Source passage:
○ ○ ○ ○ ○ ○ ○

On the other hand, network operators are facing increased competition, high churn rates and lower return on investment, as they increase the pace of investments to upgrade their network infrastructure. In order to boost customer loyalty, build brand recognition, and increase revenue, network operators are seeking efficient ways to deliver new types of dynamic information services and value added applications.
Finally, device manufacturers are responding to these market dynamics by creating new categories of phone terminals, shortening development cycles, adding new functionality, and improving quality and usability.
JavaTM technology is particularly well suited to answer these needs, providing a robust platform that encourages application code reuse, while ensuring the safe delivery of dynamic information services on a variety of phone terminals, independent of hardware and operating system constraints. The JavaPhoneTM API specification has been developed by Sun Microsystems and a number of leaders in the telecommunications industry to define a set of Java technology based interfaces that provides content providers, network operators, and device manufacturers, with a robust and flexible platform targeted at wireless smartphones and Internet screenphones.
This document is intended to familiarize the reader with the JavaPhone API environment, its design goals and benefits. The JavaPhone API specification is available for public review on the World Wide Web at http://java.sun.com/products/javaphone/.
Overview
Emerging Telephony Device Markets
The World Wide Web has become a pervasive channel for disseminating information and distributing products and services. Consumer electronics companies are racing to create a new class of low-cost consumer devices designed to make getting online even simpler, less expensive, and more routine.
Telephony devices that are designed to support Internet connectivity and act as databases for storing personal management information include Internet screenphones and wireless smartphones.
It is the simplicity and familiarity of the telephone platform that makes the screenphone or smartphone easier for consumers to understand and use than other Internet appliances. Digital handsets accounted for 85% of total mobile phone sales in 19981, and analysts predict that data traffic (data and applications) will represent one third of total traffic by the end of 2007 versus 3% in 19982.
Internet Screenphones
A screenphone is an intelligent telephone with a screen and a small optional keyboard that offers Internet access and custom services through a phone line at the touch of a button. This device is designed so users can quickly access the Internet and transact business online. The device is targeted at the business and home consumer who needs to access information on the Web as well as store, retrieve, or send specific data using email or a phone number to connect to an address. The market for Internet screenphones is estimated to be 9.5 million units and $2.2 billion in revenue by 20023.
Wireless Smartphones
A smartphone is an all-in-one mobile communicator providing email, fax, paging, and Internet access. It typically includes a calendar, address book, notepad, and PC synchronization capabilities.

○ ○ ○ ○ ○ ○ ○

Region annotation records:
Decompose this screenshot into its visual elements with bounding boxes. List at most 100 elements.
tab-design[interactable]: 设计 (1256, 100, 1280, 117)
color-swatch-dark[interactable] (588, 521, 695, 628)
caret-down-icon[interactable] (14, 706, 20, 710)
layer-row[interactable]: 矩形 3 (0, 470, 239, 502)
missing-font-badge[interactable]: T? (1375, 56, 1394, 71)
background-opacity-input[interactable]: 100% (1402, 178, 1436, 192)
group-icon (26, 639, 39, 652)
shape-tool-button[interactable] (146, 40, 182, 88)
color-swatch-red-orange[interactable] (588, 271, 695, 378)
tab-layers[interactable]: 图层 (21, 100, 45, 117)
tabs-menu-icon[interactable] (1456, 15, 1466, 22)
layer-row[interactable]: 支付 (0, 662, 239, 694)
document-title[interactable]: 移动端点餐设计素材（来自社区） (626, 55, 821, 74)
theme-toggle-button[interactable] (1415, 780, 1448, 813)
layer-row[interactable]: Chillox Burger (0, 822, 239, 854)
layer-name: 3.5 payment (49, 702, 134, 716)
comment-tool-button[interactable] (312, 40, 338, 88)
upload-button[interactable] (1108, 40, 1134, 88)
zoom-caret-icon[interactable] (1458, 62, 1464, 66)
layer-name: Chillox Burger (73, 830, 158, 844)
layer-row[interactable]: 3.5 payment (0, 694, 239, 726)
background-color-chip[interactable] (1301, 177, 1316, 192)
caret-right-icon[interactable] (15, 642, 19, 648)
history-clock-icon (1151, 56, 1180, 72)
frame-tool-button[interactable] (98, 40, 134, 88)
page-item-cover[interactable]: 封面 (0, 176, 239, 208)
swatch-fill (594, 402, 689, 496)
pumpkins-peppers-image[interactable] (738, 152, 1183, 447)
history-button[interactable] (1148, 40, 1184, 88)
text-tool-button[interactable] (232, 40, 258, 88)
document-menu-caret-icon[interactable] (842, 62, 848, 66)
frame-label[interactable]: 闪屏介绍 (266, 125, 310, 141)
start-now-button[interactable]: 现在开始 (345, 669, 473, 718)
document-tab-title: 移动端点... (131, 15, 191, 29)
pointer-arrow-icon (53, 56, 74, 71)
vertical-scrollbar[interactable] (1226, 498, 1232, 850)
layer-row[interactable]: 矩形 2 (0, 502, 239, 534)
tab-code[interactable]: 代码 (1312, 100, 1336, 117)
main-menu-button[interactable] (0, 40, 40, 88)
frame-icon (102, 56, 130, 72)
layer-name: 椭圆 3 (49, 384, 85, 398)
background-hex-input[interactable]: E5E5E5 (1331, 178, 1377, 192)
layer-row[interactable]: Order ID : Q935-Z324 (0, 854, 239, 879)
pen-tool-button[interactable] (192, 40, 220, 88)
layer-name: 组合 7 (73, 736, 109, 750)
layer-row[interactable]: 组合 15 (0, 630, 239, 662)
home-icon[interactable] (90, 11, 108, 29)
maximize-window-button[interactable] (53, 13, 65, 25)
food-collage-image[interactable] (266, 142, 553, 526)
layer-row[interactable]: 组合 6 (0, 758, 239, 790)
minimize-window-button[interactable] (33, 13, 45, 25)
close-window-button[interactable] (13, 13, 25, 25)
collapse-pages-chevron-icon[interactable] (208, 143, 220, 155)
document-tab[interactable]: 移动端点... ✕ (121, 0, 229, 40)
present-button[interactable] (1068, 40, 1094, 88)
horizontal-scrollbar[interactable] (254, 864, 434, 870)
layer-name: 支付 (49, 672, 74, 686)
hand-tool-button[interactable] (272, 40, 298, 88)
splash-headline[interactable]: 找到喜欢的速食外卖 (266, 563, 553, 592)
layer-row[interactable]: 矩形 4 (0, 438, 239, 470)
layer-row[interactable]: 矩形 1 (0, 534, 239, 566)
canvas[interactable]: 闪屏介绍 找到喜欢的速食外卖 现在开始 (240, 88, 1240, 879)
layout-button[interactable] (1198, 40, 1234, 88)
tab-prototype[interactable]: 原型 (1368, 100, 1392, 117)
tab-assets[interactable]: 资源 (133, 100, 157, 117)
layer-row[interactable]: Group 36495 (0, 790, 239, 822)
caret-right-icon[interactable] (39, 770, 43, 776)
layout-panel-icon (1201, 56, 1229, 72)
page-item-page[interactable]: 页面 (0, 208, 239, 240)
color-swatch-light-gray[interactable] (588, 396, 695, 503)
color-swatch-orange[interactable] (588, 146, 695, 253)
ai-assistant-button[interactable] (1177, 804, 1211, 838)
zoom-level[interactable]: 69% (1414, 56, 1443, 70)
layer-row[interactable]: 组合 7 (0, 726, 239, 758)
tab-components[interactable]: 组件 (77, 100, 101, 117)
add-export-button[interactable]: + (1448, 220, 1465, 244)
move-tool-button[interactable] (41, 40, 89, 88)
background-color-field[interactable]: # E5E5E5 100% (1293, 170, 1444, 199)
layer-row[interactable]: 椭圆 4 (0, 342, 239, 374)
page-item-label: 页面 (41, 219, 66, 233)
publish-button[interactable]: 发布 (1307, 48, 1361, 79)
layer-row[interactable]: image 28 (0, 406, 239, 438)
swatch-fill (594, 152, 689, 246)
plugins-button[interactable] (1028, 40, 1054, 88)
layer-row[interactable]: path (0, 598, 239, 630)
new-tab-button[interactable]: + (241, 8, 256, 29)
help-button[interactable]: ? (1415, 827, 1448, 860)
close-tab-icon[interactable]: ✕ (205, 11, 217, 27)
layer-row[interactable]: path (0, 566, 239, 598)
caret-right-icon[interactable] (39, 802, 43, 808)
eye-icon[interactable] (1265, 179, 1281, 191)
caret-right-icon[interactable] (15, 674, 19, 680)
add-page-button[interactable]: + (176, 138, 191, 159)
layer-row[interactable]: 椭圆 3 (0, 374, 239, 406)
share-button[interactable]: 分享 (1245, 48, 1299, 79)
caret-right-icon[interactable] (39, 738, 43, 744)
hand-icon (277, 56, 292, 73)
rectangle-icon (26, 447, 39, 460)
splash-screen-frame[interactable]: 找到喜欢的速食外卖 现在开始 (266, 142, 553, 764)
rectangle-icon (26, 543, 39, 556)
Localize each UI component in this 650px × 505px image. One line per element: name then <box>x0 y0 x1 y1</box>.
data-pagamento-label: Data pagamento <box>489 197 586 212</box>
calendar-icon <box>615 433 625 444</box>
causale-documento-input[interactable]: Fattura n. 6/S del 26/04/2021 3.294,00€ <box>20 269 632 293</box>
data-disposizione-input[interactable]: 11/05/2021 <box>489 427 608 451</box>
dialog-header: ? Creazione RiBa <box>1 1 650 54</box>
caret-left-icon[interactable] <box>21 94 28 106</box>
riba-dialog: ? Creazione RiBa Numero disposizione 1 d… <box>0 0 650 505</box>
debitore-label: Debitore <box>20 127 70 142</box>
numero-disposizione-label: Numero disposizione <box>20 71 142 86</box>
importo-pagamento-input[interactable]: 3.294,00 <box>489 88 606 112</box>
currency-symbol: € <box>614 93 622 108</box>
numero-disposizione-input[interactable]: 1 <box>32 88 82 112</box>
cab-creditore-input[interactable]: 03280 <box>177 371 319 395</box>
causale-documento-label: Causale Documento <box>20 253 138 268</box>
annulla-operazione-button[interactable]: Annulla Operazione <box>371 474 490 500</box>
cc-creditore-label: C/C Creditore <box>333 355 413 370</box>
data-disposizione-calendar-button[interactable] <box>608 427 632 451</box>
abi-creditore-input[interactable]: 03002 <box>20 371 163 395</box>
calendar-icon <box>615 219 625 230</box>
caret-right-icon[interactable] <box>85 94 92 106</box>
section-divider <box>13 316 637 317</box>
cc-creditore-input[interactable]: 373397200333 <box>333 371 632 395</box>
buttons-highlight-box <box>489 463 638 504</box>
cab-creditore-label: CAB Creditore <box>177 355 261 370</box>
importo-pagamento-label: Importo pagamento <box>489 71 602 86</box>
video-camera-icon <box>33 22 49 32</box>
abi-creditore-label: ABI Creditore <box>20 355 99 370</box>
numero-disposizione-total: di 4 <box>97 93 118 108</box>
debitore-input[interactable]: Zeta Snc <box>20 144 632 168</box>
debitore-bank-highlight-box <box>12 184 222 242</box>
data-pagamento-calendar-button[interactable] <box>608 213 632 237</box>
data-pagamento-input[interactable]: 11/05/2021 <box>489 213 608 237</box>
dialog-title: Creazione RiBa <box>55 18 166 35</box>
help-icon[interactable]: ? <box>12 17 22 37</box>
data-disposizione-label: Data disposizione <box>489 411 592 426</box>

○ ○ ○ ○ ○ ○ ○

Set of tasks:
• a. Rewrite the JavaPhone API overview between "Finally, device manufacturers" and "quality and usability.", inclusive, replacing "device manufacturers" with "handset makers".
• b. Answer these questions from the JavaPhone API overview:
(i) Who developed the JavaPhone API specification?
(ii) At which two kinds of devices is the JavaPhone platform targeted?
(iii) Which capabilities does a smartphone typically include?
• c. Write the next part of the JavaPhone API overview, following on from its final sentence.

Results:
• a.
Finally, handset makers are responding to these market dynamics by creating new categories of phone terminals, shortening development cycles, adding new functionality, and improving quality and usability.

• b.
(i) Sun Microsystems and a number of leaders in the telecommunications industry.
(ii) Wireless smartphones and Internet screenphones.
(iii) A calendar, address book, notepad, and PC synchronization capabilities.

• c.
Using a small screen located on the device, users can access specific information services, to do lists, phone numbers, or schedules on demand. Analysts such as IDC and In-Stat predict that there will be nearly 400 million subscribers worldwide equipped with digital cellular phones in 2002.
JavaPhone API Design Goals
The JavaPhone API is a vertical extension to the Java platform developed through an open process between Sun Microsystems and key leaders in the telecommunications industry. Combined with the PersonalJavaTM or EmbeddedJavaTM application environment, the JavaPhone API provides an environment of choice that enables the rapid development of value added applications and the safe delivery of dynamic information services on telephony devices.
The API has been designed to provide access to functionality unique to client telephony devices and supports direct telephony control, address book and calendar information, user profile access, datagram messaging, power monitoring, and application installation.
The JavaPhone API assists device manufacturers in the rapid deployment of telephony products to market by using prebuilt components on a stable deployment platform. The API also broadens the market for content providers by providing portability across a wide number of platforms. As a result, customers can choose from a variety of dynamic services supplied by many different manufacturers.
The JavaPhone API extends the PersonalJava platform by adding access to functionality unique to client telephony such as:
- Direct telephony control (JTAPI Core)
- Datagram messaging (Network Datagram API)
- Access to address book information (AddressBook API)
- Access to calendar information (Calendar API)
- Access to user information (User Profile API)
- Power Management (Power Management, Power Monitor APIs)
- Application installation mechanisms (Installation API)
Features and Benefits
The JavaPhone API extends the strengths of the PersonalJava platform by providing functionality unique to telephony devices. The PersonalJava application environment was introduced to provide a standard, platform-independent environment that reduces the development costs and time to market for applications and applets running on multiple consumer device platforms. Furthermore, because the Java Development Kit (JDKTM) is used as the development environment for Java technology-enabled devices ranging from smart cards to servers, the developer can leverage his or her experience to create total solutions.
Unlike desktop systems, consumer devices use different user interface technologies, have significantly smaller memories and screen sizes, use embedded processors, and have tight constraints on power consumption, user response time, and physical space. Consumer devices must run independently in an environment without system administration functions available. For this reason, the device cannot fail.
The Java platform has several features that make it ideally suited for these devices. Dynamic linking and loading enables remote updates and patching of software. Code storage space is minimized, since Java programming language bytecodes are more compact than native machine code. The Java programming language is object-oriented, allowing code to be modular and multi-purpose, eliminating the need for all application code to be resident on a device at all times.
Platform independence
One of the most important characteristics of Java technology is the fact that it provides a platform independent application environment from which device manufacturers, content developers and network operators can benefit.
This allows device manufacturers to bring new models to market in a faster and more cost efficient manner, since they can leverage previous development efforts while minimizing porting efforts to new hardware platforms.
As application developers and content providers move from in-house custom software development to commercial off-the-shelf software modules for common functions, they now have more time to focus on creating value added, differentiating services and applications.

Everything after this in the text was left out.